[INFORMATION PROVIDED]

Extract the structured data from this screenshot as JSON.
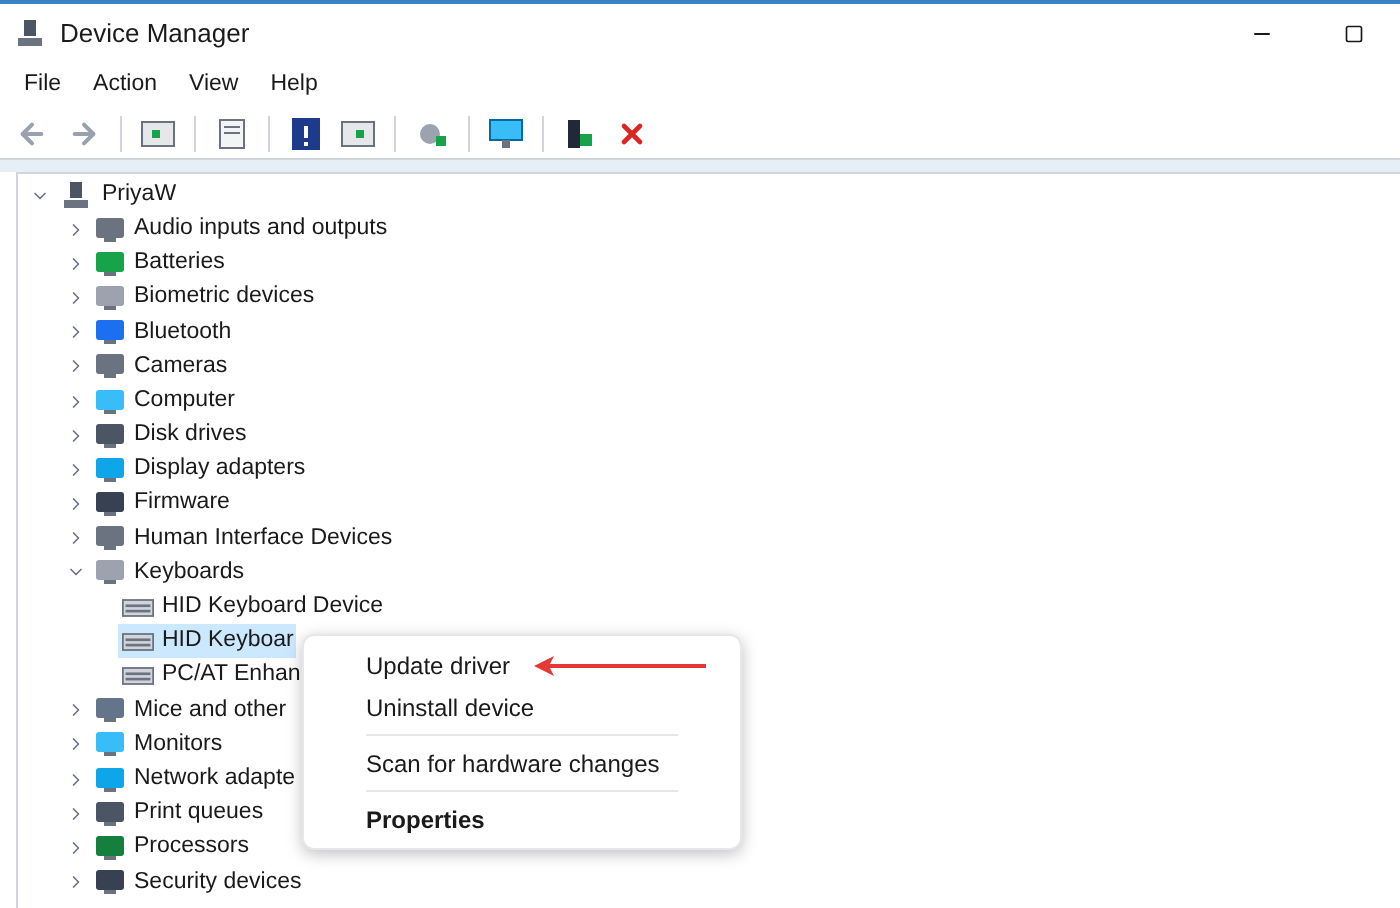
{
  "window": {
    "title": "Device Manager"
  },
  "menu_bar": [
    "File",
    "Action",
    "View",
    "Help"
  ],
  "tree": [
    {
      "label": "PriyaW",
      "expanded": true,
      "children": [
        {
          "label": "Audio inputs and outputs",
          "expanded": false
        },
        {
          "label": "Batteries",
          "expanded": false
        },
        {
          "label": "Biometric devices",
          "expanded": false
        },
        {
          "label": "Bluetooth",
          "expanded": false
        },
        {
          "label": "Cameras",
          "expanded": false
        },
        {
          "label": "Computer",
          "expanded": false
        },
        {
          "label": "Disk drives",
          "expanded": false
        },
        {
          "label": "Display adapters",
          "expanded": false
        },
        {
          "label": "Firmware",
          "expanded": false
        },
        {
          "label": "Human Interface Devices",
          "expanded": false
        },
        {
          "label": "Keyboards",
          "expanded": true,
          "children": [
            {
              "label": "HID Keyboard Device",
              "selected": false
            },
            {
              "label": "HID Keyboar",
              "selected": true
            },
            {
              "label": "PC/AT Enhan",
              "selected": false
            }
          ]
        },
        {
          "label": "Mice and other",
          "expanded": false
        },
        {
          "label": "Monitors",
          "expanded": false
        },
        {
          "label": "Network adapte",
          "expanded": false
        },
        {
          "label": "Print queues",
          "expanded": false
        },
        {
          "label": "Processors",
          "expanded": false
        },
        {
          "label": "Security devices",
          "expanded": false
        }
      ]
    }
  ],
  "context_menu": [
    {
      "label": "Update driver",
      "kind": "item"
    },
    {
      "label": "Uninstall device",
      "kind": "item"
    },
    {
      "kind": "separator"
    },
    {
      "label": "Scan for hardware changes",
      "kind": "item"
    },
    {
      "kind": "separator"
    },
    {
      "label": "Properties",
      "kind": "default"
    }
  ]
}
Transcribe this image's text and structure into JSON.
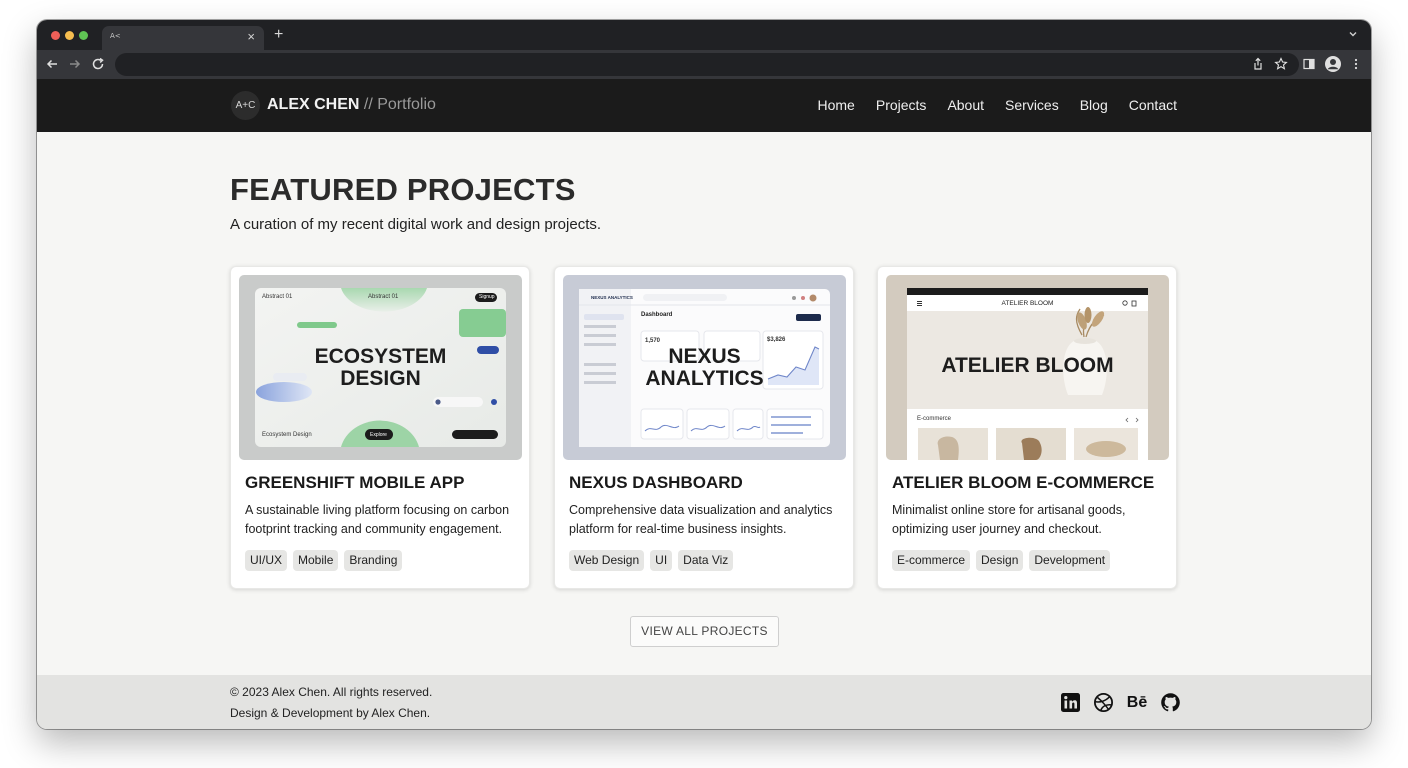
{
  "browser": {
    "tab_favicon": "A<",
    "close_icon": "close-icon",
    "new_tab_icon": "plus-icon"
  },
  "header": {
    "logo_badge": "A+C",
    "brand_name": "ALEX CHEN",
    "brand_suffix": " // Portfolio",
    "nav": [
      "Home",
      "Projects",
      "About",
      "Services",
      "Blog",
      "Contact"
    ]
  },
  "main": {
    "title": "FEATURED PROJECTS",
    "subtitle": "A curation of my recent digital work and design projects.",
    "cards": [
      {
        "image_title_line1": "ECOSYSTEM",
        "image_title_line2": "DESIGN",
        "image_label_tl": "Abstract 01",
        "image_label_tc": "Abstract 01",
        "image_btn": "Signup",
        "image_label_bl": "Ecosystem Design",
        "image_btn_bottom": "Explore",
        "title": "GREENSHIFT MOBILE APP",
        "description": "A sustainable living platform focusing on carbon footprint tracking and community engagement.",
        "tags": [
          "UI/UX",
          "Mobile",
          "Branding"
        ]
      },
      {
        "image_title_line1": "NEXUS",
        "image_title_line2": "ANALYTICS",
        "image_brand": "NEXUS ANALYTICS",
        "image_heading": "Dashboard",
        "image_stat1": "1,570",
        "image_stat2": "$3,826",
        "title": "NEXUS DASHBOARD",
        "description": "Comprehensive data visualization and analytics platform for real-time business insights.",
        "tags": [
          "Web Design",
          "UI",
          "Data Viz"
        ]
      },
      {
        "image_title": "ATELIER BLOOM",
        "image_nav_brand": "ATELIER BLOOM",
        "image_section": "E-commerce",
        "title": "ATELIER BLOOM E-COMMERCE",
        "description": "Minimalist online store for artisanal goods, optimizing user journey and checkout.",
        "tags": [
          "E-commerce",
          "Design",
          "Development"
        ]
      }
    ],
    "view_all_label": "VIEW ALL PROJECTS"
  },
  "footer": {
    "copyright": "© 2023 Alex Chen. All rights reserved.",
    "credit": "Design & Development by Alex Chen.",
    "social_behance": "Bē",
    "socials": [
      "linkedin-icon",
      "dribbble-icon",
      "behance-icon",
      "github-icon"
    ]
  }
}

[AIM OF THE EXERCISE]
Make an exact copy of all entries above, dropping the images.

[WRITTEN RESPONSE]
Extract the structured data from this screenshot as JSON.
{
  "window": {
    "title": "Device Manager"
  },
  "menu_bar": [
    "File",
    "Action",
    "View",
    "Help"
  ],
  "tree": [
    {
      "label": "PriyaW",
      "expanded": true,
      "children": [
        {
          "label": "Audio inputs and outputs",
          "expanded": false
        },
        {
          "label": "Batteries",
          "expanded": false
        },
        {
          "label": "Biometric devices",
          "expanded": false
        },
        {
          "label": "Bluetooth",
          "expanded": false
        },
        {
          "label": "Cameras",
          "expanded": false
        },
        {
          "label": "Computer",
          "expanded": false
        },
        {
          "label": "Disk drives",
          "expanded": false
        },
        {
          "label": "Display adapters",
          "expanded": false
        },
        {
          "label": "Firmware",
          "expanded": false
        },
        {
          "label": "Human Interface Devices",
          "expanded": false
        },
        {
          "label": "Keyboards",
          "expanded": true,
          "children": [
            {
              "label": "HID Keyboard Device",
              "selected": false
            },
            {
              "label": "HID Keyboar",
              "selected": true
            },
            {
              "label": "PC/AT Enhan",
              "selected": false
            }
          ]
        },
        {
          "label": "Mice and other",
          "expanded": false
        },
        {
          "label": "Monitors",
          "expanded": false
        },
        {
          "label": "Network adapte",
          "expanded": false
        },
        {
          "label": "Print queues",
          "expanded": false
        },
        {
          "label": "Processors",
          "expanded": false
        },
        {
          "label": "Security devices",
          "expanded": false
        }
      ]
    }
  ],
  "context_menu": [
    {
      "label": "Update driver",
      "kind": "item"
    },
    {
      "label": "Uninstall device",
      "kind": "item"
    },
    {
      "kind": "separator"
    },
    {
      "label": "Scan for hardware changes",
      "kind": "item"
    },
    {
      "kind": "separator"
    },
    {
      "label": "Properties",
      "kind": "default"
    }
  ]
}
Transcribe this image's text and structure into JSON.
{
  "browser": {
    "tab_favicon": "A<",
    "close_icon": "close-icon",
    "new_tab_icon": "plus-icon"
  },
  "header": {
    "logo_badge": "A+C",
    "brand_name": "ALEX CHEN",
    "brand_suffix": " // Portfolio",
    "nav": [
      "Home",
      "Projects",
      "About",
      "Services",
      "Blog",
      "Contact"
    ]
  },
  "main": {
    "title": "FEATURED PROJECTS",
    "subtitle": "A curation of my recent digital work and design projects.",
    "cards": [
      {
        "image_title_line1": "ECOSYSTEM",
        "image_title_line2": "DESIGN",
        "image_label_tl": "Abstract 01",
        "image_label_tc": "Abstract 01",
        "image_btn": "Signup",
        "image_label_bl": "Ecosystem Design",
        "image_btn_bottom": "Explore",
        "title": "GREENSHIFT MOBILE APP",
        "description": "A sustainable living platform focusing on carbon footprint tracking and community engagement.",
        "tags": [
          "UI/UX",
          "Mobile",
          "Branding"
        ]
      },
      {
        "image_title_line1": "NEXUS",
        "image_title_line2": "ANALYTICS",
        "image_brand": "NEXUS ANALYTICS",
        "image_heading": "Dashboard",
        "image_stat1": "1,570",
        "image_stat2": "$3,826",
        "title": "NEXUS DASHBOARD",
        "description": "Comprehensive data visualization and analytics platform for real-time business insights.",
        "tags": [
          "Web Design",
          "UI",
          "Data Viz"
        ]
      },
      {
        "image_title": "ATELIER BLOOM",
        "image_nav_brand": "ATELIER BLOOM",
        "image_section": "E-commerce",
        "title": "ATELIER BLOOM E-COMMERCE",
        "description": "Minimalist online store for artisanal goods, optimizing user journey and checkout.",
        "tags": [
          "E-commerce",
          "Design",
          "Development"
        ]
      }
    ],
    "view_all_label": "VIEW ALL PROJECTS"
  },
  "footer": {
    "copyright": "© 2023 Alex Chen. All rights reserved.",
    "credit": "Design & Development by Alex Chen.",
    "social_behance": "Bē",
    "socials": [
      "linkedin-icon",
      "dribbble-icon",
      "behance-icon",
      "github-icon"
    ]
  }
}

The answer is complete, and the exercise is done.